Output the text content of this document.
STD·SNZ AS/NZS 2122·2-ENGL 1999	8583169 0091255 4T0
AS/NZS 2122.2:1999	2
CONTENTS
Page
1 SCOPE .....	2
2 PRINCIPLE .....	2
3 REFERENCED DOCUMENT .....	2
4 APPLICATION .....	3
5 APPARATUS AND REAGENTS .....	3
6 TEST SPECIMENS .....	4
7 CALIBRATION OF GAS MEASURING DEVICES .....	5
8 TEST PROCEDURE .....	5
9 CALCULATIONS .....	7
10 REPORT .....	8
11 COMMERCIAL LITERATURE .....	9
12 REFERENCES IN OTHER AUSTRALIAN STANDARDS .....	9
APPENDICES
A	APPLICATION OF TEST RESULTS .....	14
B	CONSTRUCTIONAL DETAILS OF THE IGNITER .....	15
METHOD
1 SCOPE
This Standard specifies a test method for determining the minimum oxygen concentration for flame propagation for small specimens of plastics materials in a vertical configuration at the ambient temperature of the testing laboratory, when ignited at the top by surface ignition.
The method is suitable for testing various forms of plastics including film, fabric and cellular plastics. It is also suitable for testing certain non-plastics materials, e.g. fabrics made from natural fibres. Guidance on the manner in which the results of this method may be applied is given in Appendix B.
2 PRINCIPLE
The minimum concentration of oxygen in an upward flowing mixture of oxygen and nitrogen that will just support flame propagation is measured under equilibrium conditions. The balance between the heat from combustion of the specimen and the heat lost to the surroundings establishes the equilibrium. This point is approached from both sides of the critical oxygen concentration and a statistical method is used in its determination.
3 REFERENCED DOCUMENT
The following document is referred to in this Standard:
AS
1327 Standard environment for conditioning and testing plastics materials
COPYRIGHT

__________________________________________________

Search the listing above for the string "oxygen". Copy every line that contains it.

**Answer to the problem:**
This Standard specifies a test method for determining the minimum oxygen concentration for flame propagation for small specimens of plastics materials in a vertical configuration at the ambient temperature of the testing laboratory, when ignited at the top by surface ignition.
The minimum concentration of oxygen in an upward flowing mixture of oxygen and nitrogen that will just support flame propagation is measured under equilibrium conditions. The balance between the heat from combustion of the specimen and the heat lost to the surroundings establishes the equilibrium. This point is approached from both sides of the critical oxygen concentration and a statistical method is used in its determination.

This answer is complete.